> [INSTRUCTIONS TO FOLLOW] The response must contain the complete data, printed exactly.

START EXTRACTED ENTRIES

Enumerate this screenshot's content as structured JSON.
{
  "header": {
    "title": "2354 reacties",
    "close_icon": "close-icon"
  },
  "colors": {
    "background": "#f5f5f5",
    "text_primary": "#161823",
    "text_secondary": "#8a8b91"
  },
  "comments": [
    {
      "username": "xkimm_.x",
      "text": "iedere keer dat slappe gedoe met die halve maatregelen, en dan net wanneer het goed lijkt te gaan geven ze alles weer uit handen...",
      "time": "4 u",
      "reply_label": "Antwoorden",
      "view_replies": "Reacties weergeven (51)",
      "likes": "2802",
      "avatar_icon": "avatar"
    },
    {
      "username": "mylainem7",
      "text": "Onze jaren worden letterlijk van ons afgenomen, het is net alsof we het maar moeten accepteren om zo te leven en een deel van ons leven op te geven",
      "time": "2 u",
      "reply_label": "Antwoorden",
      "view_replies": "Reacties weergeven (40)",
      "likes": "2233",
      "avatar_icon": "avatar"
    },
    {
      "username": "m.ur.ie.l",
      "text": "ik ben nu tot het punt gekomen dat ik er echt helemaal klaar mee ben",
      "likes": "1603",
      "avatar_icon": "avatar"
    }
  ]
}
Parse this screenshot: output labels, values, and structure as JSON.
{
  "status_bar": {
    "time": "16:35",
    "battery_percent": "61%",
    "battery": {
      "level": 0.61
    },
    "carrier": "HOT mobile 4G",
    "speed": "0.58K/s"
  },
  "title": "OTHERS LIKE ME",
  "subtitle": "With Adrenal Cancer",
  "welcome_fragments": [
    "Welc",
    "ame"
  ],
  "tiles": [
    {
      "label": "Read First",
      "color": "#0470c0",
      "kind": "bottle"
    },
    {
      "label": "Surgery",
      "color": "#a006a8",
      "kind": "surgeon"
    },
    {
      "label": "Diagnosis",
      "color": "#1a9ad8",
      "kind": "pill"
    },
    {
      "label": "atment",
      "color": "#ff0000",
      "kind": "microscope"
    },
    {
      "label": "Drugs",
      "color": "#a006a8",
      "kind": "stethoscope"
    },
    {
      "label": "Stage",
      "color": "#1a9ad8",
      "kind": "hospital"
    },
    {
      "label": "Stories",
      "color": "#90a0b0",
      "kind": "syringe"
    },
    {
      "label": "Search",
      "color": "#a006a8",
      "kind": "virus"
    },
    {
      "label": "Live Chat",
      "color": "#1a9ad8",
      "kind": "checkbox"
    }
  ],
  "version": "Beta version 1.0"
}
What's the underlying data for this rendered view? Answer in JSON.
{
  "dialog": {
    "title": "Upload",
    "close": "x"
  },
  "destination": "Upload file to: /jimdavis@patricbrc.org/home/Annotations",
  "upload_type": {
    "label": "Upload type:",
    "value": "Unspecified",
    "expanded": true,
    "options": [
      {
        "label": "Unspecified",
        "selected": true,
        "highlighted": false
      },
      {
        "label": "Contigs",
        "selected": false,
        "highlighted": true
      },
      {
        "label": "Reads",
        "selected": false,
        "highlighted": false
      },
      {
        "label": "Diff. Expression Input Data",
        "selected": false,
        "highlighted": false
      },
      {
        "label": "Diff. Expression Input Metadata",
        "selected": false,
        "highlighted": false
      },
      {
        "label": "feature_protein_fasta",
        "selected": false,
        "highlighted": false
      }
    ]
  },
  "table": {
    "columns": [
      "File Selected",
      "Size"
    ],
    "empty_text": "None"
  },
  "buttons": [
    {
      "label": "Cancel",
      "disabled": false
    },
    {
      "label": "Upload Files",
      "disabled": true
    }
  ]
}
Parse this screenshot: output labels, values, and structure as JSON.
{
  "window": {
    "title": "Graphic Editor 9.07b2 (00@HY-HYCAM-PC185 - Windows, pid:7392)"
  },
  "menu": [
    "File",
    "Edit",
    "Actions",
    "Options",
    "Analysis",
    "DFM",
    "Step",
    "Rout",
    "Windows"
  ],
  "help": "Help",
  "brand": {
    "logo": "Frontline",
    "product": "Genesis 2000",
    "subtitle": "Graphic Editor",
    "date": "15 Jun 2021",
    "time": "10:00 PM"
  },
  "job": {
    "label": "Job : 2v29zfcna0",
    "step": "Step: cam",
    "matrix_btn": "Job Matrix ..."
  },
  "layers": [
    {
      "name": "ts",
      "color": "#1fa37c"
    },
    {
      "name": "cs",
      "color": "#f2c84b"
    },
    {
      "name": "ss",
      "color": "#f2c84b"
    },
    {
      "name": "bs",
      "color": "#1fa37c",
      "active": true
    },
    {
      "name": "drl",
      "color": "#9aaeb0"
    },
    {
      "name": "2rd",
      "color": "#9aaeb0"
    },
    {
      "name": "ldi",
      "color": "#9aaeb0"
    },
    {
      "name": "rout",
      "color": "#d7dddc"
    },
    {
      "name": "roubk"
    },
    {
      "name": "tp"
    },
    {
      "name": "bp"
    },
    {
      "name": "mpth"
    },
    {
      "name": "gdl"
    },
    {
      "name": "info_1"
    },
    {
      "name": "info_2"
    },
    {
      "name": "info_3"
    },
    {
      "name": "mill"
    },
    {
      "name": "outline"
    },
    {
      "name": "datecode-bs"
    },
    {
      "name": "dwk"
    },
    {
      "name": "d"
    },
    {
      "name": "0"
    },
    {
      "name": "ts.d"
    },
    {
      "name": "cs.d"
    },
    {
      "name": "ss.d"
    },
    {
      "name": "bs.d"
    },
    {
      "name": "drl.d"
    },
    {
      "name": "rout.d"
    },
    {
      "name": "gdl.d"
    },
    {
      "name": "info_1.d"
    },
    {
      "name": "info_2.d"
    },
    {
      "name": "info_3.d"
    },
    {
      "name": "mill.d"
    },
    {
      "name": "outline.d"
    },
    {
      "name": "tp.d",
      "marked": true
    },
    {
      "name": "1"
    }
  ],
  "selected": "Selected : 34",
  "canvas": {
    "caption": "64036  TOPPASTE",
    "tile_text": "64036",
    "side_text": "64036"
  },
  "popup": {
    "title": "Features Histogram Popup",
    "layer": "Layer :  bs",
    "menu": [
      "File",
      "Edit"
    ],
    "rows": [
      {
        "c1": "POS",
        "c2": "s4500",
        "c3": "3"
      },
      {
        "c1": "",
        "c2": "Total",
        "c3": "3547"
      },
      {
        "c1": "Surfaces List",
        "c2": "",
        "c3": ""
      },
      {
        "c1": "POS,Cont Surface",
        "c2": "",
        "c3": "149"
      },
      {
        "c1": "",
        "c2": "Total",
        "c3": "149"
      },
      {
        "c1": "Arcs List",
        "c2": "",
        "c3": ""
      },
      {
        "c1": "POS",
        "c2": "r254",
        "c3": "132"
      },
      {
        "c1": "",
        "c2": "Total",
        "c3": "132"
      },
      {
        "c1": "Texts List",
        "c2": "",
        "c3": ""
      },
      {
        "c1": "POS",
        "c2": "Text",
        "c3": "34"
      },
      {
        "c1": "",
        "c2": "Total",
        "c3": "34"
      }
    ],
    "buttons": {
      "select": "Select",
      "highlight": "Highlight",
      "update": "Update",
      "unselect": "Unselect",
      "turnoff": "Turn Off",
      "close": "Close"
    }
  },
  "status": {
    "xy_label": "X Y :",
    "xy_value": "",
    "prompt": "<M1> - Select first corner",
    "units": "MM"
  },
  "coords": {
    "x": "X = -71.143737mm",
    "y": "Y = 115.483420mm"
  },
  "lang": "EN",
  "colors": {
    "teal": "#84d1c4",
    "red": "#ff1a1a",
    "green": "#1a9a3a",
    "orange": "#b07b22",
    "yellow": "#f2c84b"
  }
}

END EXTRACTED ENTRIES

> [RESPONSE]
Enumerate this screenshot's content as structured JSON.
{
  "header": {
    "title": "2354 reacties",
    "close_icon": "close-icon"
  },
  "colors": {
    "background": "#f5f5f5",
    "text_primary": "#161823",
    "text_secondary": "#8a8b91"
  },
  "comments": [
    {
      "username": "xkimm_.x",
      "text": "iedere keer dat slappe gedoe met die halve maatregelen, en dan net wanneer het goed lijkt te gaan geven ze alles weer uit handen...",
      "time": "4 u",
      "reply_label": "Antwoorden",
      "view_replies": "Reacties weergeven (51)",
      "likes": "2802",
      "avatar_icon": "avatar"
    },
    {
      "username": "mylainem7",
      "text": "Onze jaren worden letterlijk van ons afgenomen, het is net alsof we het maar moeten accepteren om zo te leven en een deel van ons leven op te geven",
      "time": "2 u",
      "reply_label": "Antwoorden",
      "view_replies": "Reacties weergeven (40)",
      "likes": "2233",
      "avatar_icon": "avatar"
    },
    {
      "username": "m.ur.ie.l",
      "text": "ik ben nu tot het punt gekomen dat ik er echt helemaal klaar mee ben",
      "likes": "1603",
      "avatar_icon": "avatar"
    }
  ]
}
Parse this screenshot: output labels, values, and structure as JSON.
{
  "status_bar": {
    "time": "16:35",
    "battery_percent": "61%",
    "battery": {
      "level": 0.61
    },
    "carrier": "HOT mobile 4G",
    "speed": "0.58K/s"
  },
  "title": "OTHERS LIKE ME",
  "subtitle": "With Adrenal Cancer",
  "welcome_fragments": [
    "Welc",
    "ame"
  ],
  "tiles": [
    {
      "label": "Read First",
      "color": "#0470c0",
      "kind": "bottle"
    },
    {
      "label": "Surgery",
      "color": "#a006a8",
      "kind": "surgeon"
    },
    {
      "label": "Diagnosis",
      "color": "#1a9ad8",
      "kind": "pill"
    },
    {
      "label": "atment",
      "color": "#ff0000",
      "kind": "microscope"
    },
    {
      "label": "Drugs",
      "color": "#a006a8",
      "kind": "stethoscope"
    },
    {
      "label": "Stage",
      "color": "#1a9ad8",
      "kind": "hospital"
    },
    {
      "label": "Stories",
      "color": "#90a0b0",
      "kind": "syringe"
    },
    {
      "label": "Search",
      "color": "#a006a8",
      "kind": "virus"
    },
    {
      "label": "Live Chat",
      "color": "#1a9ad8",
      "kind": "checkbox"
    }
  ],
  "version": "Beta version 1.0"
}
What's the underlying data for this rendered view? Answer in JSON.
{
  "dialog": {
    "title": "Upload",
    "close": "x"
  },
  "destination": "Upload file to: /jimdavis@patricbrc.org/home/Annotations",
  "upload_type": {
    "label": "Upload type:",
    "value": "Unspecified",
    "expanded": true,
    "options": [
      {
        "label": "Unspecified",
        "selected": true,
        "highlighted": false
      },
      {
        "label": "Contigs",
        "selected": false,
        "highlighted": true
      },
      {
        "label": "Reads",
        "selected": false,
        "highlighted": false
      },
      {
        "label": "Diff. Expression Input Data",
        "selected": false,
        "highlighted": false
      },
      {
        "label": "Diff. Expression Input Metadata",
        "selected": false,
        "highlighted": false
      },
      {
        "label": "feature_protein_fasta",
        "selected": false,
        "highlighted": false
      }
    ]
  },
  "table": {
    "columns": [
      "File Selected",
      "Size"
    ],
    "empty_text": "None"
  },
  "buttons": [
    {
      "label": "Cancel",
      "disabled": false
    },
    {
      "label": "Upload Files",
      "disabled": true
    }
  ]
}
Parse this screenshot: output labels, values, and structure as JSON.
{
  "window": {
    "title": "Graphic Editor 9.07b2 (00@HY-HYCAM-PC185 - Windows, pid:7392)"
  },
  "menu": [
    "File",
    "Edit",
    "Actions",
    "Options",
    "Analysis",
    "DFM",
    "Step",
    "Rout",
    "Windows"
  ],
  "help": "Help",
  "brand": {
    "logo": "Frontline",
    "product": "Genesis 2000",
    "subtitle": "Graphic Editor",
    "date": "15 Jun 2021",
    "time": "10:00 PM"
  },
  "job": {
    "label": "Job : 2v29zfcna0",
    "step": "Step: cam",
    "matrix_btn": "Job Matrix ..."
  },
  "layers": [
    {
      "name": "ts",
      "color": "#1fa37c"
    },
    {
      "name": "cs",
      "color": "#f2c84b"
    },
    {
      "name": "ss",
      "color": "#f2c84b"
    },
    {
      "name": "bs",
      "color": "#1fa37c",
      "active": true
    },
    {
      "name": "drl",
      "color": "#9aaeb0"
    },
    {
      "name": "2rd",
      "color": "#9aaeb0"
    },
    {
      "name": "ldi",
      "color": "#9aaeb0"
    },
    {
      "name": "rout",
      "color": "#d7dddc"
    },
    {
      "name": "roubk"
    },
    {
      "name": "tp"
    },
    {
      "name": "bp"
    },
    {
      "name": "mpth"
    },
    {
      "name": "gdl"
    },
    {
      "name": "info_1"
    },
    {
      "name": "info_2"
    },
    {
      "name": "info_3"
    },
    {
      "name": "mill"
    },
    {
      "name": "outline"
    },
    {
      "name": "datecode-bs"
    },
    {
      "name": "dwk"
    },
    {
      "name": "d"
    },
    {
      "name": "0"
    },
    {
      "name": "ts.d"
    },
    {
      "name": "cs.d"
    },
    {
      "name": "ss.d"
    },
    {
      "name": "bs.d"
    },
    {
      "name": "drl.d"
    },
    {
      "name": "rout.d"
    },
    {
      "name": "gdl.d"
    },
    {
      "name": "info_1.d"
    },
    {
      "name": "info_2.d"
    },
    {
      "name": "info_3.d"
    },
    {
      "name": "mill.d"
    },
    {
      "name": "outline.d"
    },
    {
      "name": "tp.d",
      "marked": true
    },
    {
      "name": "1"
    }
  ],
  "selected": "Selected : 34",
  "canvas": {
    "caption": "64036  TOPPASTE",
    "tile_text": "64036",
    "side_text": "64036"
  },
  "popup": {
    "title": "Features Histogram Popup",
    "layer": "Layer :  bs",
    "menu": [
      "File",
      "Edit"
    ],
    "rows": [
      {
        "c1": "POS",
        "c2": "s4500",
        "c3": "3"
      },
      {
        "c1": "",
        "c2": "Total",
        "c3": "3547"
      },
      {
        "c1": "Surfaces List",
        "c2": "",
        "c3": ""
      },
      {
        "c1": "POS,Cont Surface",
        "c2": "",
        "c3": "149"
      },
      {
        "c1": "",
        "c2": "Total",
        "c3": "149"
      },
      {
        "c1": "Arcs List",
        "c2": "",
        "c3": ""
      },
      {
        "c1": "POS",
        "c2": "r254",
        "c3": "132"
      },
      {
        "c1": "",
        "c2": "Total",
        "c3": "132"
      },
      {
        "c1": "Texts List",
        "c2": "",
        "c3": ""
      },
      {
        "c1": "POS",
        "c2": "Text",
        "c3": "34"
      },
      {
        "c1": "",
        "c2": "Total",
        "c3": "34"
      }
    ],
    "buttons": {
      "select": "Select",
      "highlight": "Highlight",
      "update": "Update",
      "unselect": "Unselect",
      "turnoff": "Turn Off",
      "close": "Close"
    }
  },
  "status": {
    "xy_label": "X Y :",
    "xy_value": "",
    "prompt": "<M1> - Select first corner",
    "units": "MM"
  },
  "coords": {
    "x": "X = -71.143737mm",
    "y": "Y = 115.483420mm"
  },
  "lang": "EN",
  "colors": {
    "teal": "#84d1c4",
    "red": "#ff1a1a",
    "green": "#1a9a3a",
    "orange": "#b07b22",
    "yellow": "#f2c84b"
  }
}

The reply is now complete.